Objective. Copy out the records in full, word for word, without pictures.
[start]
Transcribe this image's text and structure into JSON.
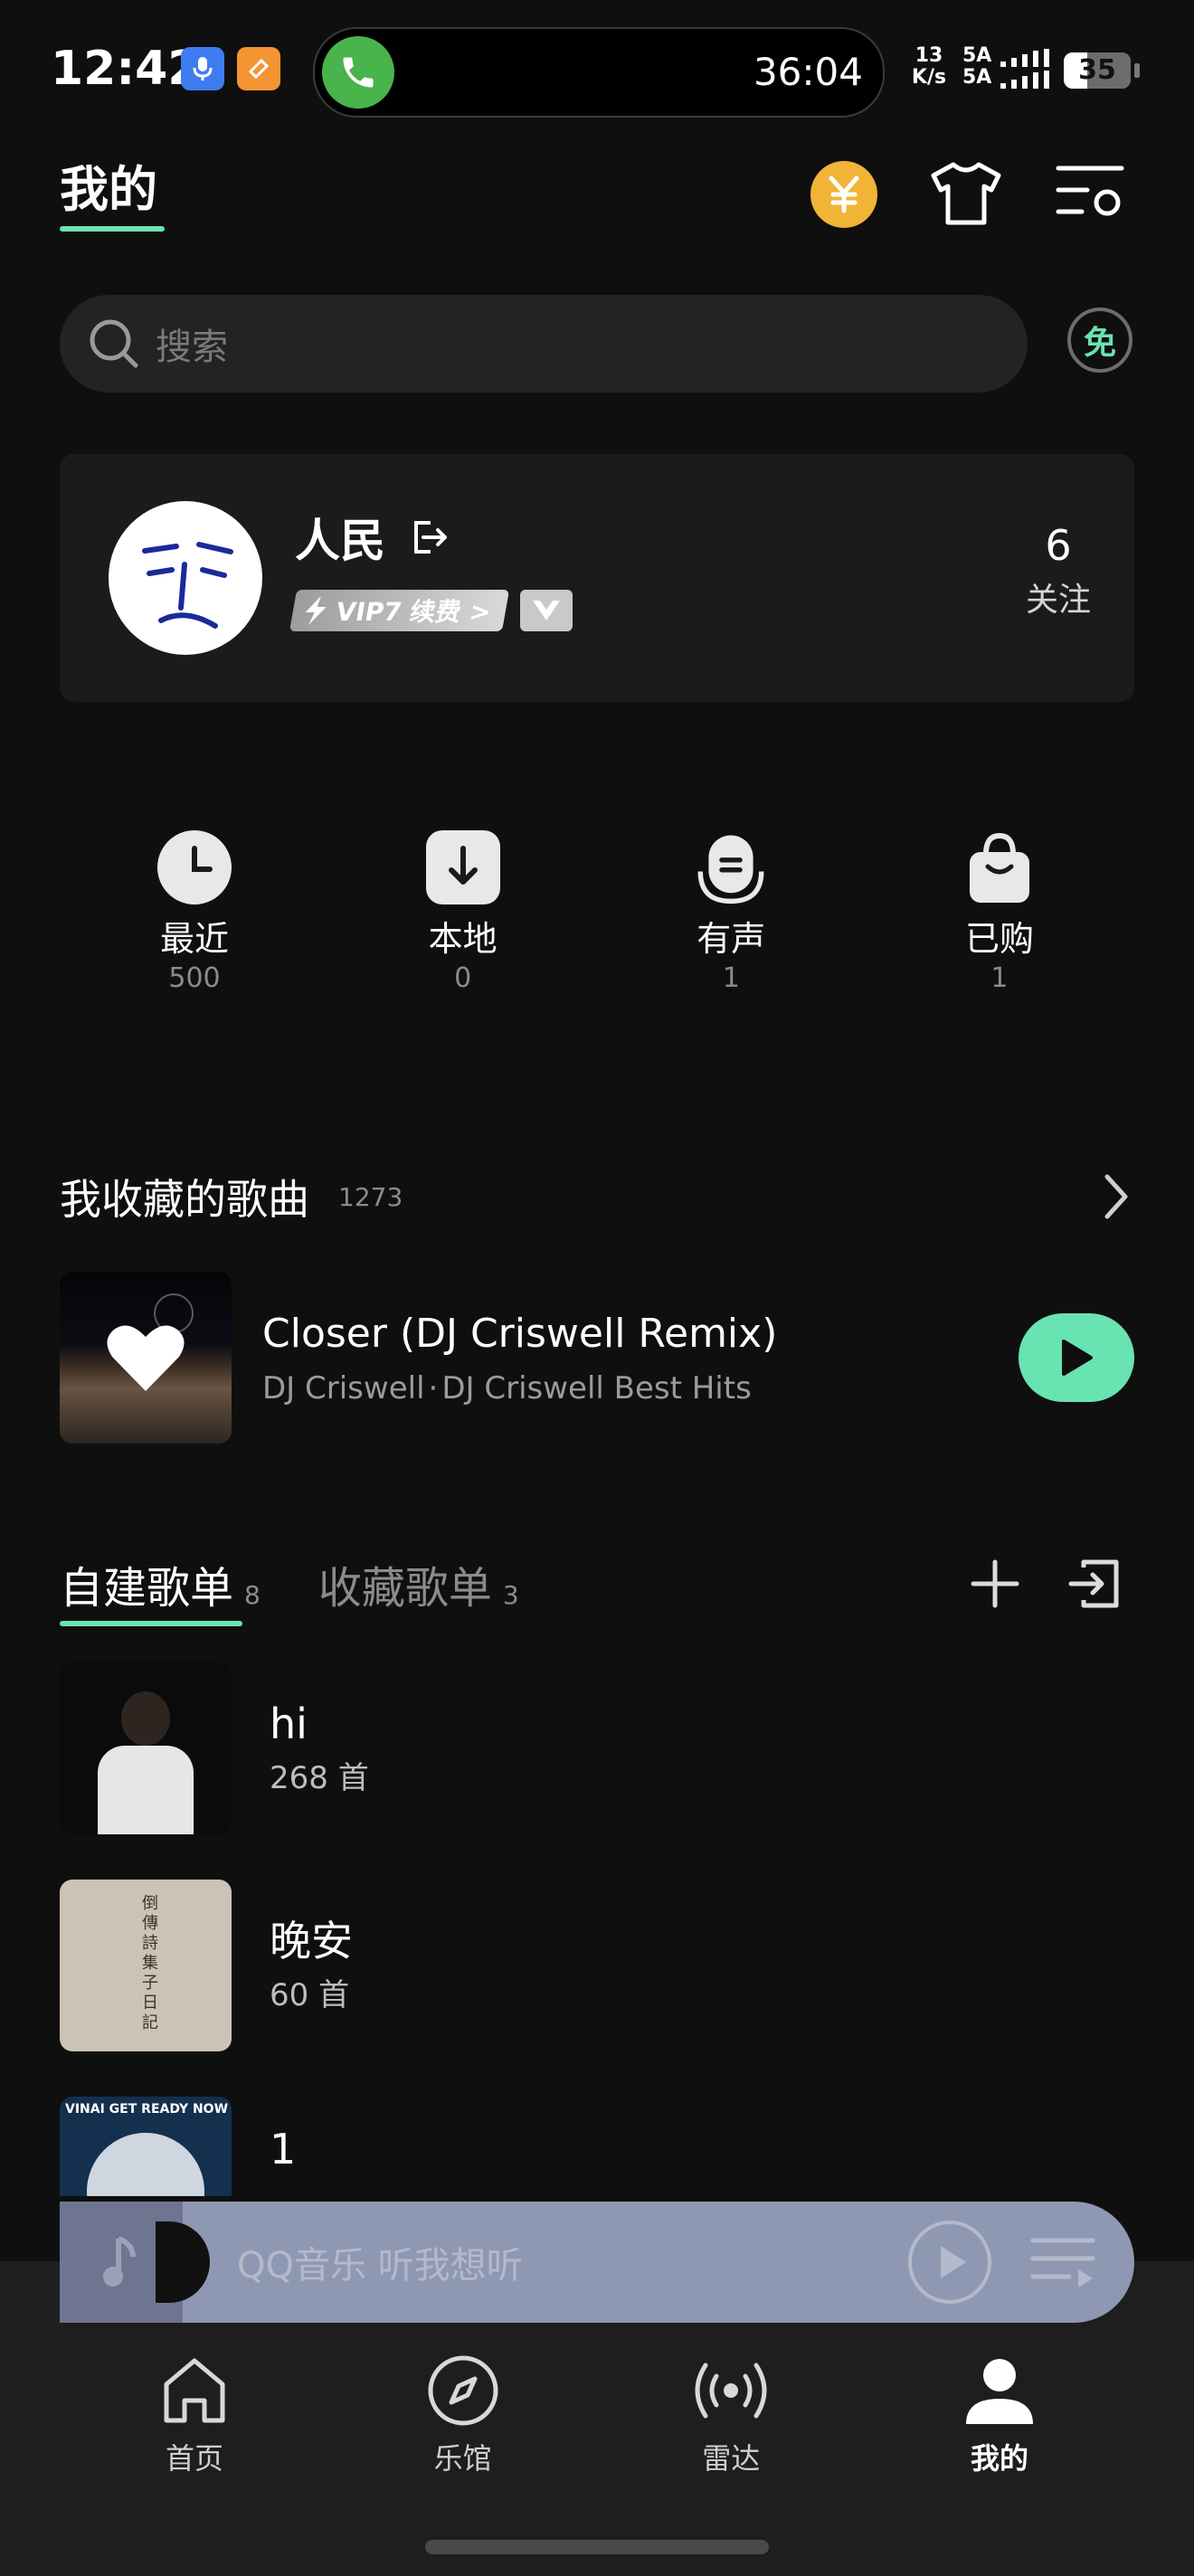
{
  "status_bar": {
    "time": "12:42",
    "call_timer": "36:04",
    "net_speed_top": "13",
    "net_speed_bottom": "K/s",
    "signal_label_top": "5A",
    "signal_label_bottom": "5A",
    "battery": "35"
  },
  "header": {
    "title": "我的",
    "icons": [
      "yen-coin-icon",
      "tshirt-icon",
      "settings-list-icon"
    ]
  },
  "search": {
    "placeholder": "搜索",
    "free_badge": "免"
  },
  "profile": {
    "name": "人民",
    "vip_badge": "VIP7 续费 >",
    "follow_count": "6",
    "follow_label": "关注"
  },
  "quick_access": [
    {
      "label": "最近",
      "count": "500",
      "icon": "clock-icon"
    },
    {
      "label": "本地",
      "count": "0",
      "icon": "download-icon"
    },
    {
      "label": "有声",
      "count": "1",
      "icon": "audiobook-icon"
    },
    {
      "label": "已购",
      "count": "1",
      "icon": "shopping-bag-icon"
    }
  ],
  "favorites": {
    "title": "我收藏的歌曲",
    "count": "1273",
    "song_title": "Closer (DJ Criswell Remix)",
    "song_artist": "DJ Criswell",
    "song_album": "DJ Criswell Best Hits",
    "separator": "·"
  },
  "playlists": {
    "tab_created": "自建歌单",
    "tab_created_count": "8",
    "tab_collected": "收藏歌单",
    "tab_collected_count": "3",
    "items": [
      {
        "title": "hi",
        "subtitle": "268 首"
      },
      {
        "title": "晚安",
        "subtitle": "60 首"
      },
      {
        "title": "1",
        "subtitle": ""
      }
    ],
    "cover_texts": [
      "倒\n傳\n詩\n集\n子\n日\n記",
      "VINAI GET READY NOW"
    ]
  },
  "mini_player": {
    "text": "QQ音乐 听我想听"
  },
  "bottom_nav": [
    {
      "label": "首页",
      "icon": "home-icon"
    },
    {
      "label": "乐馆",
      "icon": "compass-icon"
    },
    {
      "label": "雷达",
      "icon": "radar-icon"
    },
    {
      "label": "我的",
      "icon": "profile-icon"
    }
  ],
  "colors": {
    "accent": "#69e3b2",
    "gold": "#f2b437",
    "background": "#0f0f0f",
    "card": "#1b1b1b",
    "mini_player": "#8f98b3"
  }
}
[end]
Task answer.
Transcribe this image's text and structure into JSON.
{
  "status_bar": {
    "time": "12:42",
    "call_timer": "36:04",
    "net_speed_top": "13",
    "net_speed_bottom": "K/s",
    "signal_label_top": "5A",
    "signal_label_bottom": "5A",
    "battery": "35"
  },
  "header": {
    "title": "我的",
    "icons": [
      "yen-coin-icon",
      "tshirt-icon",
      "settings-list-icon"
    ]
  },
  "search": {
    "placeholder": "搜索",
    "free_badge": "免"
  },
  "profile": {
    "name": "人民",
    "vip_badge": "VIP7 续费 >",
    "follow_count": "6",
    "follow_label": "关注"
  },
  "quick_access": [
    {
      "label": "最近",
      "count": "500",
      "icon": "clock-icon"
    },
    {
      "label": "本地",
      "count": "0",
      "icon": "download-icon"
    },
    {
      "label": "有声",
      "count": "1",
      "icon": "audiobook-icon"
    },
    {
      "label": "已购",
      "count": "1",
      "icon": "shopping-bag-icon"
    }
  ],
  "favorites": {
    "title": "我收藏的歌曲",
    "count": "1273",
    "song_title": "Closer (DJ Criswell Remix)",
    "song_artist": "DJ Criswell",
    "song_album": "DJ Criswell Best Hits",
    "separator": "·"
  },
  "playlists": {
    "tab_created": "自建歌单",
    "tab_created_count": "8",
    "tab_collected": "收藏歌单",
    "tab_collected_count": "3",
    "items": [
      {
        "title": "hi",
        "subtitle": "268 首"
      },
      {
        "title": "晚安",
        "subtitle": "60 首"
      },
      {
        "title": "1",
        "subtitle": ""
      }
    ],
    "cover_texts": [
      "倒\n傳\n詩\n集\n子\n日\n記",
      "VINAI GET READY NOW"
    ]
  },
  "mini_player": {
    "text": "QQ音乐 听我想听"
  },
  "bottom_nav": [
    {
      "label": "首页",
      "icon": "home-icon"
    },
    {
      "label": "乐馆",
      "icon": "compass-icon"
    },
    {
      "label": "雷达",
      "icon": "radar-icon"
    },
    {
      "label": "我的",
      "icon": "profile-icon"
    }
  ],
  "colors": {
    "accent": "#69e3b2",
    "gold": "#f2b437",
    "background": "#0f0f0f",
    "card": "#1b1b1b",
    "mini_player": "#8f98b3"
  }
}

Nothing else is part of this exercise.